Dataset listings of figures
────────────────────
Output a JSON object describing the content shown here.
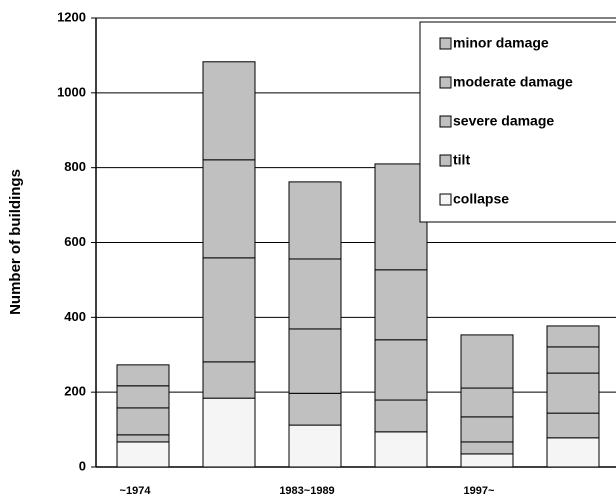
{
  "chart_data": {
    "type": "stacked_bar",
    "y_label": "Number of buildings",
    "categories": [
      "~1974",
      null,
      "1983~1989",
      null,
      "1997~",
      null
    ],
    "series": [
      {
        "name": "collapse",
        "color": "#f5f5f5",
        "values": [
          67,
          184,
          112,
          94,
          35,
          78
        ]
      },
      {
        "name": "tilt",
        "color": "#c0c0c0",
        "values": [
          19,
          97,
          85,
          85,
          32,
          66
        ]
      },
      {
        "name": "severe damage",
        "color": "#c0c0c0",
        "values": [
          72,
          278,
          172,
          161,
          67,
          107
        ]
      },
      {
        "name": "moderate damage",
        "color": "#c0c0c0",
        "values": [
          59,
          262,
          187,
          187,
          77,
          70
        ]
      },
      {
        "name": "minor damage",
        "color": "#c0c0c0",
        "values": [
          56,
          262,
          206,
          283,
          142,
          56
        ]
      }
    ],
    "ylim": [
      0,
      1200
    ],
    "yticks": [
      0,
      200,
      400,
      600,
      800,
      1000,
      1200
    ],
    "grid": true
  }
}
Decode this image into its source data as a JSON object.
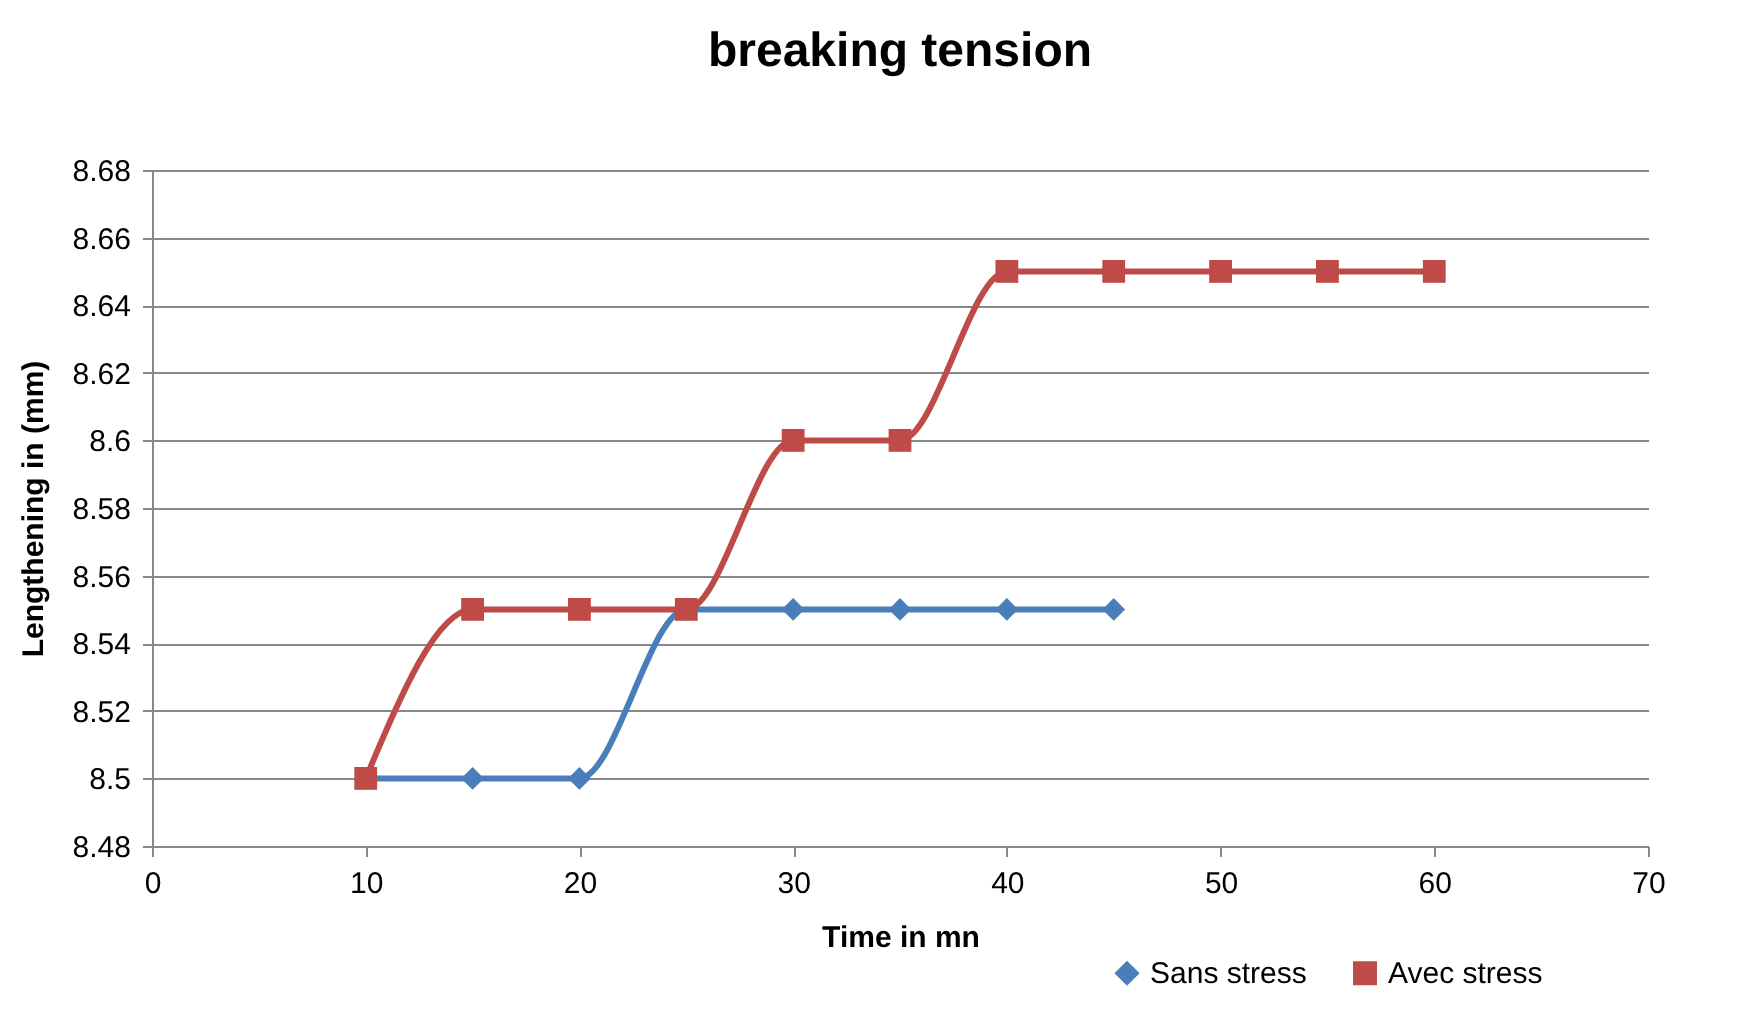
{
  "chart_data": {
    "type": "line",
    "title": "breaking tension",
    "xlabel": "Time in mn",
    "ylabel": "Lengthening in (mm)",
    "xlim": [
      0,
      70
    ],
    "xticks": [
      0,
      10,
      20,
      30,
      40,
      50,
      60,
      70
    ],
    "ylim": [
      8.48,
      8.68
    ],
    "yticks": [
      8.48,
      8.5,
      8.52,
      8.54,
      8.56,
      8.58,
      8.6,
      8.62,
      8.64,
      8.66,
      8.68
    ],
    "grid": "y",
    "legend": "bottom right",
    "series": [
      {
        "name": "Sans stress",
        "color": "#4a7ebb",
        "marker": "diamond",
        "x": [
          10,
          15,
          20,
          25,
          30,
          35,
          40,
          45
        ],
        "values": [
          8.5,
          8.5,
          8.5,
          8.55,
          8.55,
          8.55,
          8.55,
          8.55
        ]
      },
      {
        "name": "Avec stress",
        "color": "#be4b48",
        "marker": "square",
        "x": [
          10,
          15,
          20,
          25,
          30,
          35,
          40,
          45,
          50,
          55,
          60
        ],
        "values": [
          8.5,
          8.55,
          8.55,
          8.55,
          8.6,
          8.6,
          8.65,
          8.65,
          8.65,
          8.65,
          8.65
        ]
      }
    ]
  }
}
────────────────────
# WHAT IS EXPECTED
Report back each line of the entries that holds the string "name".

# RESULT OF THIS EXERCISE
        "name": "collapse",
        "name": "tilt",
        "name": "severe damage",
        "name": "moderate damage",
        "name": "minor damage",
        "name": "Sans stress",
        "name": "Avec stress",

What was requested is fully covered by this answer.